**EXCERPTED RECORDS**
-----

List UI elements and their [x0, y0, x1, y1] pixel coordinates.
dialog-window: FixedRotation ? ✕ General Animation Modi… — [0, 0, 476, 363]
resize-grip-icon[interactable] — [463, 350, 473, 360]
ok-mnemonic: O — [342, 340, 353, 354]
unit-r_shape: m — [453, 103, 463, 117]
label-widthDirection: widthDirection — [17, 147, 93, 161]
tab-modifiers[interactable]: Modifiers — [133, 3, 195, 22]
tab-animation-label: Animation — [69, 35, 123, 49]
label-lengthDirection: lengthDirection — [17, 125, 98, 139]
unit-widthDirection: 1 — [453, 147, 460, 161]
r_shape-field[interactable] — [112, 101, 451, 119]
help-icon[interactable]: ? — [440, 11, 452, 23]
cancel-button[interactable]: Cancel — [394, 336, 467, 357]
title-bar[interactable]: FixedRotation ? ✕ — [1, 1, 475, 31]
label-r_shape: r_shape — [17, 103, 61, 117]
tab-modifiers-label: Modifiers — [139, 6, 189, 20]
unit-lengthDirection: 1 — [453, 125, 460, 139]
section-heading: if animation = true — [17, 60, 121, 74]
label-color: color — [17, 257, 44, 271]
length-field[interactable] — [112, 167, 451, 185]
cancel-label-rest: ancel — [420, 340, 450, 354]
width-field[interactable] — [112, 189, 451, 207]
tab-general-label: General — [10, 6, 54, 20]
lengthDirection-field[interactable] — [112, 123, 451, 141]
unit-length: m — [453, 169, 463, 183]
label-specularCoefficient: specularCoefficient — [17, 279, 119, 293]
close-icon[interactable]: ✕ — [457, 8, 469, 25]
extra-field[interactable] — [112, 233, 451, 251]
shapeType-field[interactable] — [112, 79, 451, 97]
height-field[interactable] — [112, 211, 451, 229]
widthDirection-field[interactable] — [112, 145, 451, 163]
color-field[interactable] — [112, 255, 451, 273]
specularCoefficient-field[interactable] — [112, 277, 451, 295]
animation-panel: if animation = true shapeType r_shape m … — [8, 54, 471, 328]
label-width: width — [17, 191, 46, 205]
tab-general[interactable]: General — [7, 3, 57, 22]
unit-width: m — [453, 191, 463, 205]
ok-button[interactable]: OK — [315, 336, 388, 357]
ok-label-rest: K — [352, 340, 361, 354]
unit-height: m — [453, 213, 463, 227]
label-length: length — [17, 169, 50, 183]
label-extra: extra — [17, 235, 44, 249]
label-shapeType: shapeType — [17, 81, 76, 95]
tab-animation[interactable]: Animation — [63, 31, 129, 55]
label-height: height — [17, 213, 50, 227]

-----

**TASK TO CARRY OUT**
Copy the lines of the records word for word, from the beginning of the records through the line containing "help-icon[interactable]: ? —", including both the first line and that line.

**EXERCISE SOLUTION**
List UI elements and their [x0, y0, x1, y1] pixel coordinates.
dialog-window: FixedRotation ? ✕ General Animation Modi… — [0, 0, 476, 363]
resize-grip-icon[interactable] — [463, 350, 473, 360]
ok-mnemonic: O — [342, 340, 353, 354]
unit-r_shape: m — [453, 103, 463, 117]
label-widthDirection: widthDirection — [17, 147, 93, 161]
tab-modifiers[interactable]: Modifiers — [133, 3, 195, 22]
tab-animation-label: Animation — [69, 35, 123, 49]
label-lengthDirection: lengthDirection — [17, 125, 98, 139]
unit-widthDirection: 1 — [453, 147, 460, 161]
r_shape-field[interactable] — [112, 101, 451, 119]
help-icon[interactable]: ? — [440, 11, 452, 23]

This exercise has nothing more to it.